- [TASK TO CARRY OUT] Quote the records below in full, exactly as given, with the images taken out.

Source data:
::::::

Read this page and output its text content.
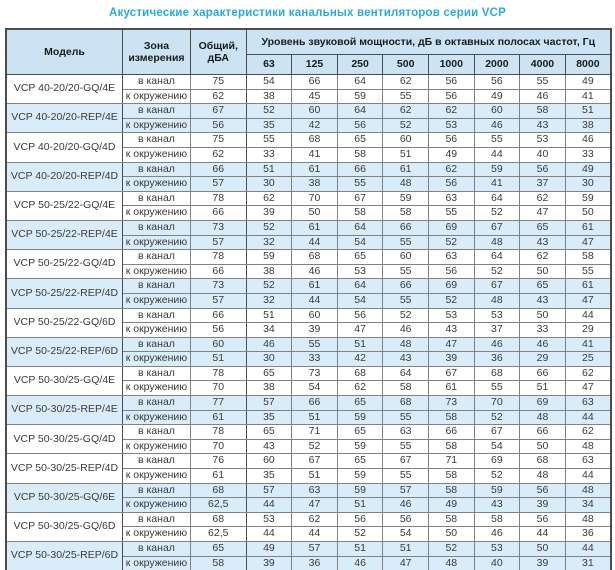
Акустические характеристики канальных вентиляторов серии VCP
Модель	Зона измерения	Общий, дБА	Уровень звуковой мощности, дБ в октавных полосах частот, Гц							
			63	125	250	500	1000	2000	4000	8000
VCP 40-20/20-GQ/4E	в канал	75	54	66	64	62	56	56	55	49
	к окружению	62	38	45	59	55	56	49	46	41
VCP 40-20/20-REP/4E	в канал	67	52	60	64	62	62	60	58	51
	к окружению	56	35	42	56	52	53	46	43	38
VCP 40-20/20-GQ/4D	в канал	75	55	68	65	60	56	55	53	46
	к окружению	62	33	41	58	51	49	44	40	33
VCP 40-20/20-REP/4D	в канал	66	51	61	66	61	62	59	56	49
	к окружению	57	30	38	55	48	56	41	37	30
VCP 50-25/22-GQ/4E	в канал	78	62	70	67	59	63	64	62	59
	к окружению	66	39	50	58	58	55	52	47	50
VCP 50-25/22-REP/4E	в канал	73	52	61	64	66	69	67	65	61
	к окружению	57	32	44	54	55	52	48	43	47
VCP 50-25/22-GQ/4D	в канал	78	59	68	65	60	63	64	62	58
	к окружению	66	38	46	53	55	56	52	50	55
VCP 50-25/22-REP/4D	в канал	73	52	61	64	66	69	67	65	61
	к окружению	57	32	44	54	55	52	48	43	47
VCP 50-25/22-GQ/6D	в канал	66	51	60	56	52	53	53	50	44
	к окружению	56	34	39	47	46	43	37	33	29
VCP 50-25/22-REP/6D	в канал	60	46	55	51	48	47	46	46	41
	к окружению	51	30	33	42	43	39	36	29	25
VCP 50-30/25-GQ/4E	в канал	78	65	73	68	64	67	68	66	62
	к окружению	70	38	54	62	58	61	55	51	47
VCP 50-30/25-REP/4E	в канал	77	57	66	65	68	73	70	69	63
	к окружению	61	35	51	59	55	58	52	48	44
VCP 50-30/25-GQ/4D	в канал	78	65	71	65	63	66	67	66	62
	к окружению	70	43	52	59	55	58	54	50	48
VCP 50-30/25-REP/4D	в канал	76	60	67	65	67	71	69	68	63
	к окружению	61	35	51	59	55	58	52	48	44
VCP 50-30/25-GQ/6E	в канал	68	57	63	59	57	58	59	56	48
	к окружению	62,5	44	47	51	46	49	43	39	34
VCP 50-30/25-GQ/6D	в канал	68	53	62	56	56	58	58	56	48
	к окружению	62,5	44	44	52	54	50	46	44	36
VCP 50-30/25-REP/6D	в канал	65	49	57	51	51	52	53	50	44
	к окружению	58	39	36	46	47	48	40	39	31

::::::

- [ANSWER TO THE TASK]
Read this page and output its text content.
Акустические характеристики канальных вентиляторов серии VCP
Модель	Зона измерения	Общий, дБА	Уровень звуковой мощности, дБ в октавных полосах частот, Гц							
			63	125	250	500	1000	2000	4000	8000
VCP 40-20/20-GQ/4E	в канал	75	54	66	64	62	56	56	55	49
	к окружению	62	38	45	59	55	56	49	46	41
VCP 40-20/20-REP/4E	в канал	67	52	60	64	62	62	60	58	51
	к окружению	56	35	42	56	52	53	46	43	38
VCP 40-20/20-GQ/4D	в канал	75	55	68	65	60	56	55	53	46
	к окружению	62	33	41	58	51	49	44	40	33
VCP 40-20/20-REP/4D	в канал	66	51	61	66	61	62	59	56	49
	к окружению	57	30	38	55	48	56	41	37	30
VCP 50-25/22-GQ/4E	в канал	78	62	70	67	59	63	64	62	59
	к окружению	66	39	50	58	58	55	52	47	50
VCP 50-25/22-REP/4E	в канал	73	52	61	64	66	69	67	65	61
	к окружению	57	32	44	54	55	52	48	43	47
VCP 50-25/22-GQ/4D	в канал	78	59	68	65	60	63	64	62	58
	к окружению	66	38	46	53	55	56	52	50	55
VCP 50-25/22-REP/4D	в канал	73	52	61	64	66	69	67	65	61
	к окружению	57	32	44	54	55	52	48	43	47
VCP 50-25/22-GQ/6D	в канал	66	51	60	56	52	53	53	50	44
	к окружению	56	34	39	47	46	43	37	33	29
VCP 50-25/22-REP/6D	в канал	60	46	55	51	48	47	46	46	41
	к окружению	51	30	33	42	43	39	36	29	25
VCP 50-30/25-GQ/4E	в канал	78	65	73	68	64	67	68	66	62
	к окружению	70	38	54	62	58	61	55	51	47
VCP 50-30/25-REP/4E	в канал	77	57	66	65	68	73	70	69	63
	к окружению	61	35	51	59	55	58	52	48	44
VCP 50-30/25-GQ/4D	в канал	78	65	71	65	63	66	67	66	62
	к окружению	70	43	52	59	55	58	54	50	48
VCP 50-30/25-REP/4D	в канал	76	60	67	65	67	71	69	68	63
	к окружению	61	35	51	59	55	58	52	48	44
VCP 50-30/25-GQ/6E	в канал	68	57	63	59	57	58	59	56	48
	к окружению	62,5	44	47	51	46	49	43	39	34
VCP 50-30/25-GQ/6D	в канал	68	53	62	56	56	58	58	56	48
	к окружению	62,5	44	44	52	54	50	46	44	36
VCP 50-30/25-REP/6D	в канал	65	49	57	51	51	52	53	50	44
	к окружению	58	39	36	46	47	48	40	39	31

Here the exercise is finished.